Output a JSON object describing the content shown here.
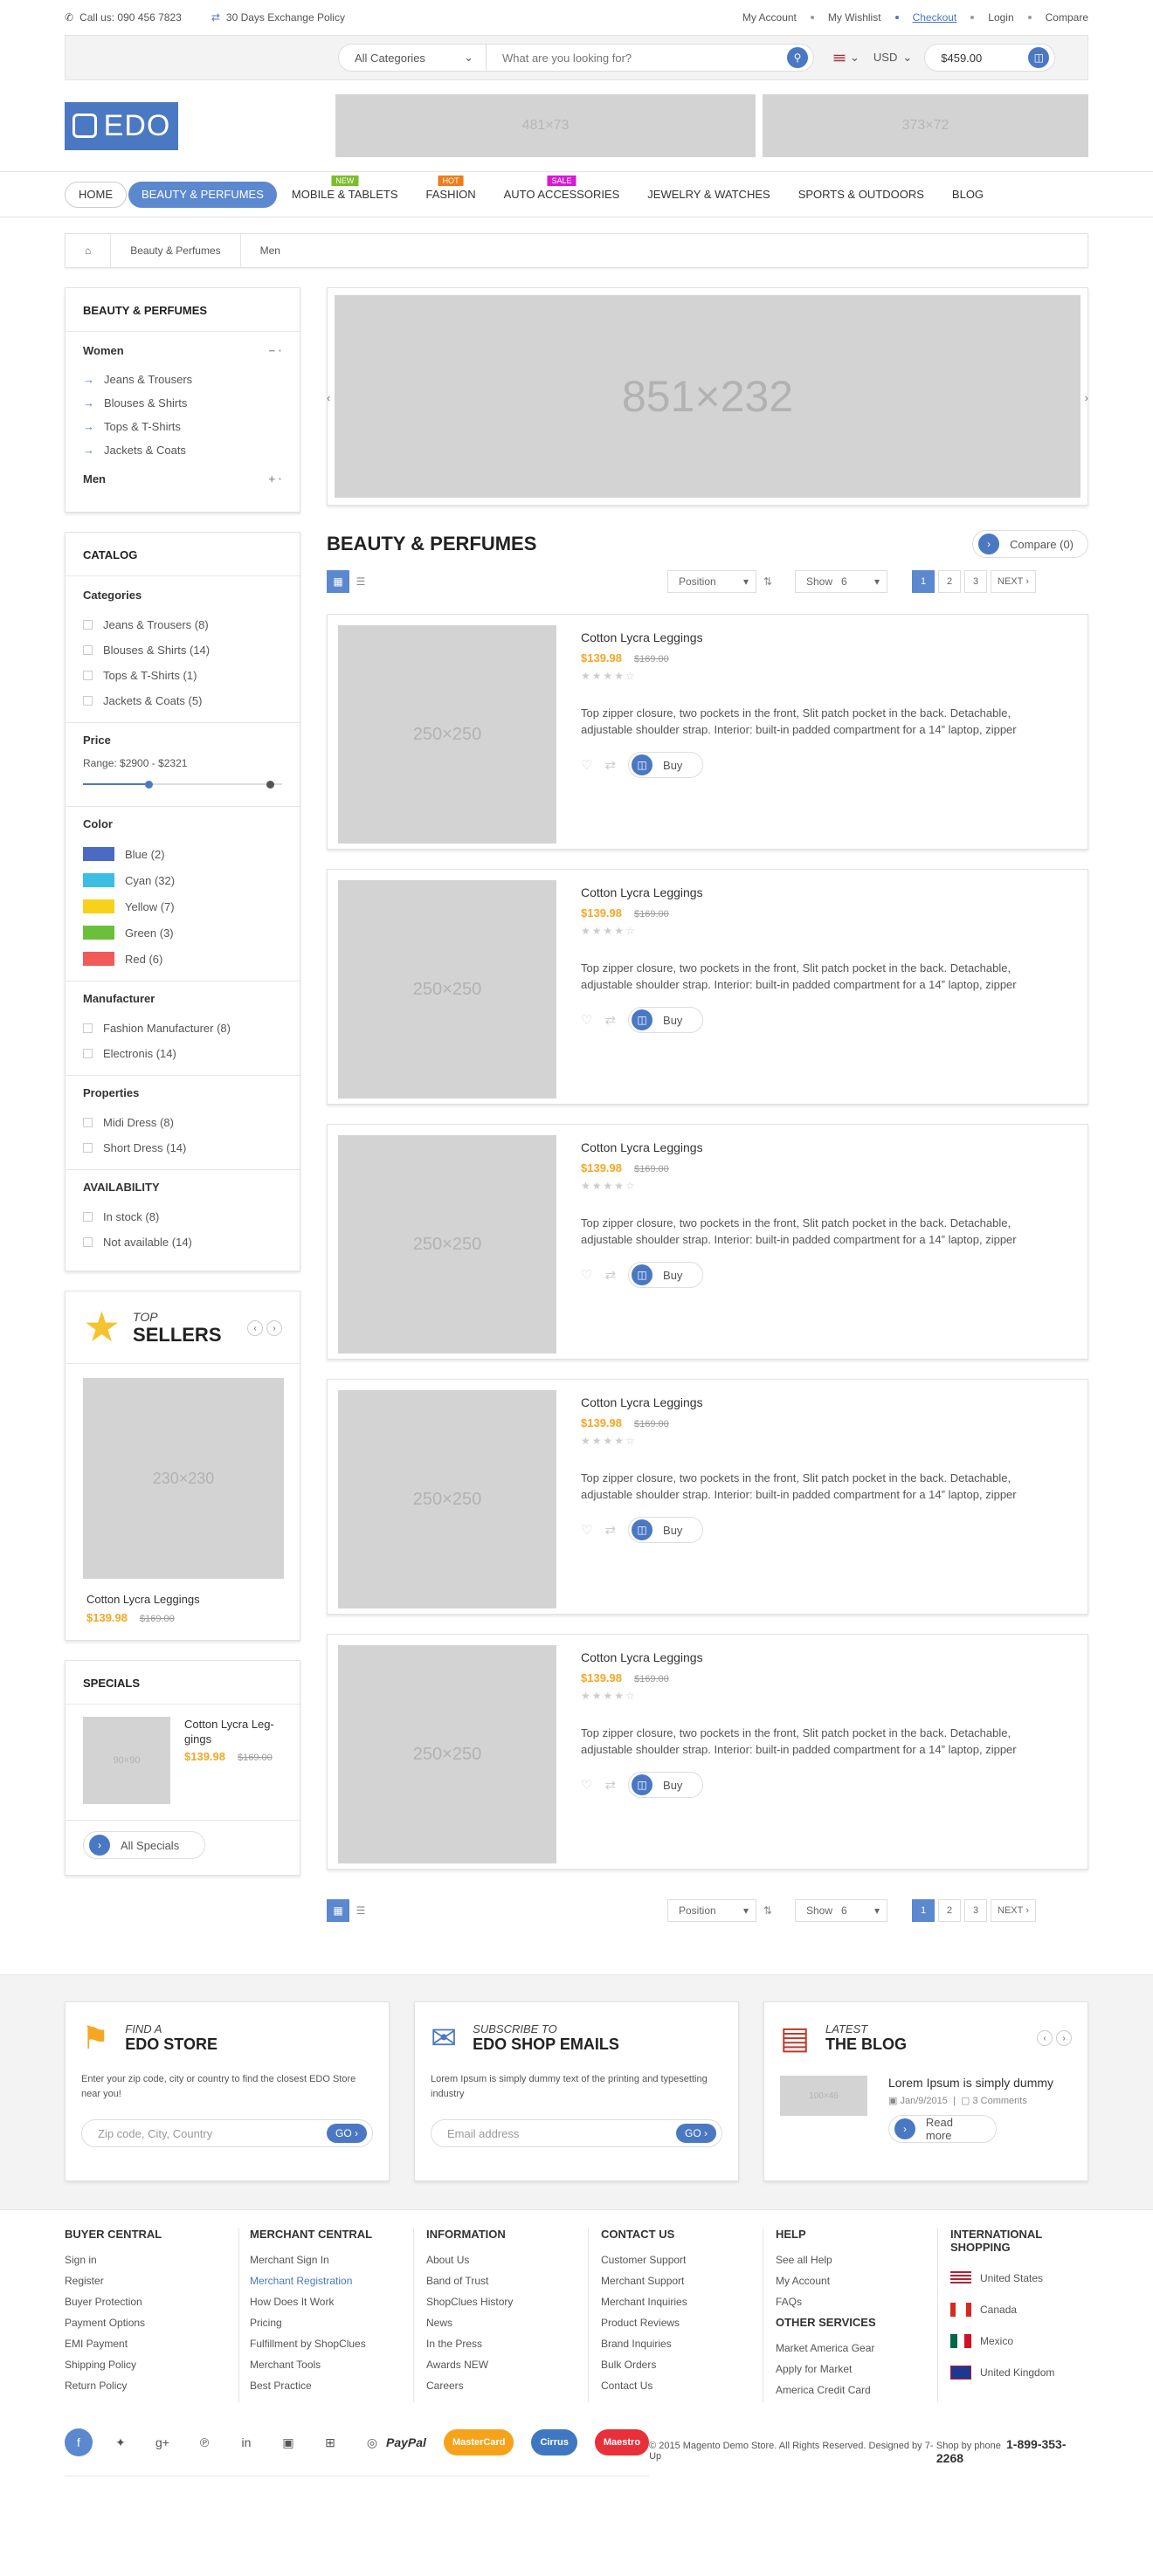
{
  "topbar": {
    "phone": "Call us: 090 456 7823",
    "exchange": "30 Days Exchange Policy",
    "links": [
      "My Account",
      "My Wishlist",
      "Checkout",
      "Login",
      "Compare"
    ]
  },
  "search": {
    "category": "All Categories",
    "placeholder": "What are you looking for?",
    "currency": "USD",
    "cart_total": "$459.00"
  },
  "logo_text": "EDO",
  "banners": [
    "481×73",
    "373×72"
  ],
  "nav": [
    {
      "label": "HOME",
      "badge": ""
    },
    {
      "label": "BEAUTY & PERFUMES",
      "badge": ""
    },
    {
      "label": "MOBILE & TABLETS",
      "badge": "NEW"
    },
    {
      "label": "FASHION",
      "badge": "HOT"
    },
    {
      "label": "AUTO ACCESSORIES",
      "badge": "SALE"
    },
    {
      "label": "JEWELRY & WATCHES",
      "badge": ""
    },
    {
      "label": "SPORTS & OUTDOORS",
      "badge": ""
    },
    {
      "label": "BLOG",
      "badge": ""
    }
  ],
  "breadcrumb": [
    "Beauty & Perfumes",
    "Men"
  ],
  "sidebar": {
    "categories_title": "BEAUTY & PERFUMES",
    "women": "Women",
    "women_items": [
      "Jeans & Trousers",
      "Blouses & Shirts",
      "Tops & T-Shirts",
      "Jackets & Coats"
    ],
    "men": "Men",
    "catalog_title": "CATALOG",
    "categories_label": "Categories",
    "cat_items": [
      "Jeans & Trousers  (8)",
      "Blouses & Shirts  (14)",
      "Tops & T-Shirts  (1)",
      "Jackets & Coats  (5)"
    ],
    "price_label": "Price",
    "price_range": "Range:  $2900  -  $2321",
    "color_label": "Color",
    "colors": [
      {
        "name": "Blue  (2)",
        "hex": "#4a6ac4"
      },
      {
        "name": "Cyan  (32)",
        "hex": "#3bbde4"
      },
      {
        "name": "Yellow  (7)",
        "hex": "#f7d21b"
      },
      {
        "name": "Green  (3)",
        "hex": "#6cbf3b"
      },
      {
        "name": "Red  (6)",
        "hex": "#f25a5a"
      }
    ],
    "manufacturer_label": "Manufacturer",
    "manufacturers": [
      "Fashion Manufacturer  (8)",
      "Electronis (14)"
    ],
    "properties_label": "Properties",
    "properties": [
      "Midi Dress  (8)",
      "Short Dress  (14)"
    ],
    "availability_label": "AVAILABILITY",
    "availability": [
      "In stock  (8)",
      "Not available  (14)"
    ],
    "top": "TOP",
    "sellers": "SELLERS",
    "seller_img": "230×230",
    "seller_name": "Cotton Lycra Leggings",
    "seller_price": "$139.98",
    "seller_old": "$169.00",
    "specials_title": "SPECIALS",
    "special_img": "90×90",
    "special_name": "Cotton Lycra Leg-gings",
    "special_price": "$139.98",
    "special_old": "$169.00",
    "all_specials": "All Specials"
  },
  "main": {
    "hero": "851×232",
    "title": "BEAUTY & PERFUMES",
    "compare": "Compare (0)",
    "sort": "Position",
    "show_label": "Show",
    "show_value": "6",
    "pages": [
      "1",
      "2",
      "3",
      "NEXT"
    ],
    "products": [
      {
        "img": "250×250",
        "name": "Cotton Lycra Leggings",
        "price": "$139.98",
        "old": "$169.00",
        "desc": "Top zipper closure, two pockets in the front, Slit patch pocket in the back. Detachable, adjustable shoulder strap. Interior: built-in padded compartment for a 14” laptop, zipper",
        "buy": "Buy"
      },
      {
        "img": "250×250",
        "name": "Cotton Lycra Leggings",
        "price": "$139.98",
        "old": "$169.00",
        "desc": "Top zipper closure, two pockets in the front, Slit patch pocket in the back. Detachable, adjustable shoulder strap. Interior: built-in padded compartment for a 14” laptop, zipper",
        "buy": "Buy"
      },
      {
        "img": "250×250",
        "name": "Cotton Lycra Leggings",
        "price": "$139.98",
        "old": "$169.00",
        "desc": "Top zipper closure, two pockets in the front, Slit patch pocket in the back. Detachable, adjustable shoulder strap. Interior: built-in padded compartment for a 14” laptop, zipper",
        "buy": "Buy"
      },
      {
        "img": "250×250",
        "name": "Cotton Lycra Leggings",
        "price": "$139.98",
        "old": "$169.00",
        "desc": "Top zipper closure, two pockets in the front, Slit patch pocket in the back. Detachable, adjustable shoulder strap. Interior: built-in padded compartment for a 14” laptop, zipper",
        "buy": "Buy"
      },
      {
        "img": "250×250",
        "name": "Cotton Lycra Leggings",
        "price": "$139.98",
        "old": "$169.00",
        "desc": "Top zipper closure, two pockets in the front, Slit patch pocket in the back. Detachable, adjustable shoulder strap. Interior: built-in padded compartment for a 14” laptop, zipper",
        "buy": "Buy"
      }
    ]
  },
  "footer": {
    "store_small": "FIND A",
    "store_big": "EDO STORE",
    "store_text": "Enter your zip code, city or country to find the closest EDO Store near you!",
    "store_placeholder": "Zip code, City, Country",
    "go": "GO",
    "sub_small": "SUBSCRIBE TO",
    "sub_big": "EDO SHOP EMAILS",
    "sub_text": "Lorem Ipsum is simply dummy text of the printing and typesetting industry",
    "sub_placeholder": "Email address",
    "blog_small": "LATEST",
    "blog_big": "THE BLOG",
    "blog_img": "100×46",
    "blog_title": "Lorem Ipsum is simply dummy",
    "blog_date": "Jan/9/2015",
    "blog_comments": "3 Comments",
    "read_more": "Read more",
    "columns": [
      {
        "title": "BUYER CENTRAL",
        "links": [
          "Sign in",
          "Register",
          "Buyer Protection",
          "Payment Options",
          "EMI Payment",
          "Shipping Policy",
          "Return Policy"
        ]
      },
      {
        "title": "MERCHANT CENTRAL",
        "links": [
          "Merchant Sign In",
          "Merchant Registration",
          "How Does It Work",
          "Pricing",
          "Fulfillment by ShopClues",
          "Merchant Tools",
          "Best Practice"
        ]
      },
      {
        "title": "INFORMATION",
        "links": [
          "About Us",
          "Band of Trust",
          "ShopClues History",
          "News",
          "In the Press",
          "Awards NEW",
          "Careers"
        ]
      },
      {
        "title": "CONTACT US",
        "links": [
          "Customer Support",
          "Merchant Support",
          "Merchant Inquiries",
          "Product Reviews",
          "Brand Inquiries",
          "Bulk Orders",
          "Contact Us"
        ]
      },
      {
        "title": "HELP",
        "links": [
          "See all Help",
          "My Account",
          "FAQs"
        ]
      }
    ],
    "other_title": "OTHER SERVICES",
    "other_links": [
      "Market America Gear",
      "Apply for Market",
      "America Credit Card"
    ],
    "intl_title": "INTERNATIONAL SHOPPING",
    "countries": [
      "United States",
      "Canada",
      "Mexico",
      "United Kingdom"
    ],
    "payments": [
      "PayPal",
      "MasterCard",
      "Cirrus",
      "Maestro"
    ],
    "copyright": "© 2015 Magento Demo Store. All Rights Reserved. Designed by 7-Up",
    "phone_label": "Shop by phone",
    "phone": "1-899-353-2268"
  }
}
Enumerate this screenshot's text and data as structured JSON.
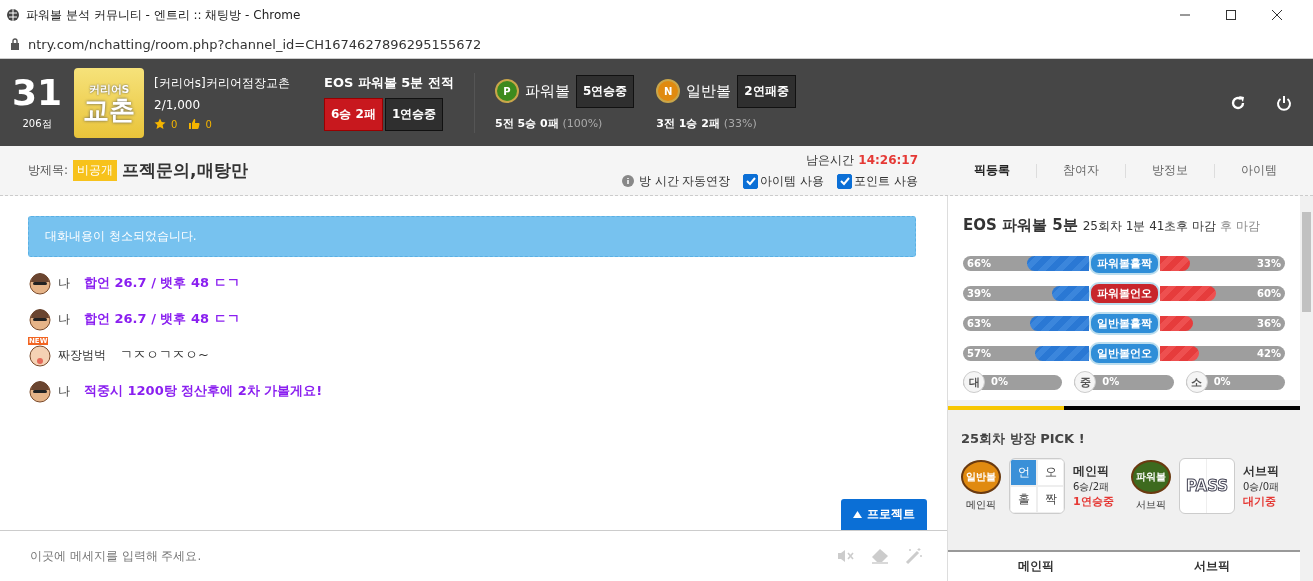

• Given task: Print the listing above in full, exactly as written. Omit any pictures.

• Complete output:
Output a JSON object describing the content shown here.
{
  "topbar": {
    "phone": "Call us: 090 456 7823",
    "exchange": "30 Days Exchange Policy",
    "links": [
      "My Account",
      "My Wishlist",
      "Checkout",
      "Login",
      "Compare"
    ]
  },
  "search": {
    "category": "All Categories",
    "placeholder": "What are you looking for?",
    "currency": "USD",
    "cart_total": "$459.00"
  },
  "logo_text": "EDO",
  "banners": [
    "481×73",
    "373×72"
  ],
  "nav": [
    {
      "label": "HOME",
      "badge": ""
    },
    {
      "label": "BEAUTY & PERFUMES",
      "badge": ""
    },
    {
      "label": "MOBILE & TABLETS",
      "badge": "NEW"
    },
    {
      "label": "FASHION",
      "badge": "HOT"
    },
    {
      "label": "AUTO ACCESSORIES",
      "badge": "SALE"
    },
    {
      "label": "JEWELRY & WATCHES",
      "badge": ""
    },
    {
      "label": "SPORTS & OUTDOORS",
      "badge": ""
    },
    {
      "label": "BLOG",
      "badge": ""
    }
  ],
  "breadcrumb": [
    "Beauty & Perfumes",
    "Men"
  ],
  "sidebar": {
    "categories_title": "BEAUTY & PERFUMES",
    "women": "Women",
    "women_items": [
      "Jeans & Trousers",
      "Blouses & Shirts",
      "Tops & T-Shirts",
      "Jackets & Coats"
    ],
    "men": "Men",
    "catalog_title": "CATALOG",
    "categories_label": "Categories",
    "cat_items": [
      "Jeans & Trousers  (8)",
      "Blouses & Shirts  (14)",
      "Tops & T-Shirts  (1)",
      "Jackets & Coats  (5)"
    ],
    "price_label": "Price",
    "price_range": "Range:  $2900  -  $2321",
    "color_label": "Color",
    "colors": [
      {
        "name": "Blue  (2)",
        "hex": "#4a6ac4"
      },
      {
        "name": "Cyan  (32)",
        "hex": "#3bbde4"
      },
      {
        "name": "Yellow  (7)",
        "hex": "#f7d21b"
      },
      {
        "name": "Green  (3)",
        "hex": "#6cbf3b"
      },
      {
        "name": "Red  (6)",
        "hex": "#f25a5a"
      }
    ],
    "manufacturer_label": "Manufacturer",
    "manufacturers": [
      "Fashion Manufacturer  (8)",
      "Electronis (14)"
    ],
    "properties_label": "Properties",
    "properties": [
      "Midi Dress  (8)",
      "Short Dress  (14)"
    ],
    "availability_label": "AVAILABILITY",
    "availability": [
      "In stock  (8)",
      "Not available  (14)"
    ],
    "top": "TOP",
    "sellers": "SELLERS",
    "seller_img": "230×230",
    "seller_name": "Cotton Lycra Leggings",
    "seller_price": "$139.98",
    "seller_old": "$169.00",
    "specials_title": "SPECIALS",
    "special_img": "90×90",
    "special_name": "Cotton Lycra Leg-gings",
    "special_price": "$139.98",
    "special_old": "$169.00",
    "all_specials": "All Specials"
  },
  "main": {
    "hero": "851×232",
    "title": "BEAUTY & PERFUMES",
    "compare": "Compare (0)",
    "sort": "Position",
    "show_label": "Show",
    "show_value": "6",
    "pages": [
      "1",
      "2",
      "3",
      "NEXT"
    ],
    "products": [
      {
        "img": "250×250",
        "name": "Cotton Lycra Leggings",
        "price": "$139.98",
        "old": "$169.00",
        "desc": "Top zipper closure, two pockets in the front, Slit patch pocket in the back. Detachable, adjustable shoulder strap. Interior: built-in padded compartment for a 14” laptop, zipper",
        "buy": "Buy"
      },
      {
        "img": "250×250",
        "name": "Cotton Lycra Leggings",
        "price": "$139.98",
        "old": "$169.00",
        "desc": "Top zipper closure, two pockets in the front, Slit patch pocket in the back. Detachable, adjustable shoulder strap. Interior: built-in padded compartment for a 14” laptop, zipper",
        "buy": "Buy"
      },
      {
        "img": "250×250",
        "name": "Cotton Lycra Leggings",
        "price": "$139.98",
        "old": "$169.00",
        "desc": "Top zipper closure, two pockets in the front, Slit patch pocket in the back. Detachable, adjustable shoulder strap. Interior: built-in padded compartment for a 14” laptop, zipper",
        "buy": "Buy"
      },
      {
        "img": "250×250",
        "name": "Cotton Lycra Leggings",
        "price": "$139.98",
        "old": "$169.00",
        "desc": "Top zipper closure, two pockets in the front, Slit patch pocket in the back. Detachable, adjustable shoulder strap. Interior: built-in padded compartment for a 14” laptop, zipper",
        "buy": "Buy"
      },
      {
        "img": "250×250",
        "name": "Cotton Lycra Leggings",
        "price": "$139.98",
        "old": "$169.00",
        "desc": "Top zipper closure, two pockets in the front, Slit patch pocket in the back. Detachable, adjustable shoulder strap. Interior: built-in padded compartment for a 14” laptop, zipper",
        "buy": "Buy"
      }
    ]
  },
  "footer": {
    "store_small": "FIND A",
    "store_big": "EDO STORE",
    "store_text": "Enter your zip code, city or country to find the closest EDO Store near you!",
    "store_placeholder": "Zip code, City, Country",
    "go": "GO",
    "sub_small": "SUBSCRIBE TO",
    "sub_big": "EDO SHOP EMAILS",
    "sub_text": "Lorem Ipsum is simply dummy text of the printing and typesetting industry",
    "sub_placeholder": "Email address",
    "blog_small": "LATEST",
    "blog_big": "THE BLOG",
    "blog_img": "100×46",
    "blog_title": "Lorem Ipsum is simply dummy",
    "blog_date": "Jan/9/2015",
    "blog_comments": "3 Comments",
    "read_more": "Read more",
    "columns": [
      {
        "title": "BUYER CENTRAL",
        "links": [
          "Sign in",
          "Register",
          "Buyer Protection",
          "Payment Options",
          "EMI Payment",
          "Shipping Policy",
          "Return Policy"
        ]
      },
      {
        "title": "MERCHANT CENTRAL",
        "links": [
          "Merchant Sign In",
          "Merchant Registration",
          "How Does It Work",
          "Pricing",
          "Fulfillment by ShopClues",
          "Merchant Tools",
          "Best Practice"
        ]
      },
      {
        "title": "INFORMATION",
        "links": [
          "About Us",
          "Band of Trust",
          "ShopClues History",
          "News",
          "In the Press",
          "Awards NEW",
          "Careers"
        ]
      },
      {
        "title": "CONTACT US",
        "links": [
          "Customer Support",
          "Merchant Support",
          "Merchant Inquiries",
          "Product Reviews",
          "Brand Inquiries",
          "Bulk Orders",
          "Contact Us"
        ]
      },
      {
        "title": "HELP",
        "links": [
          "See all Help",
          "My Account",
          "FAQs"
        ]
      }
    ],
    "other_title": "OTHER SERVICES",
    "other_links": [
      "Market America Gear",
      "Apply for Market",
      "America Credit Card"
    ],
    "intl_title": "INTERNATIONAL SHOPPING",
    "countries": [
      "United States",
      "Canada",
      "Mexico",
      "United Kingdom"
    ],
    "payments": [
      "PayPal",
      "MasterCard",
      "Cirrus",
      "Maestro"
    ],
    "copyright": "© 2015 Magento Demo Store. All Rights Reserved. Designed by 7-Up",
    "phone_label": "Shop by phone",
    "phone": "1-899-353-2268"
  }
}
Enumerate this screenshot's text and data as structured JSON.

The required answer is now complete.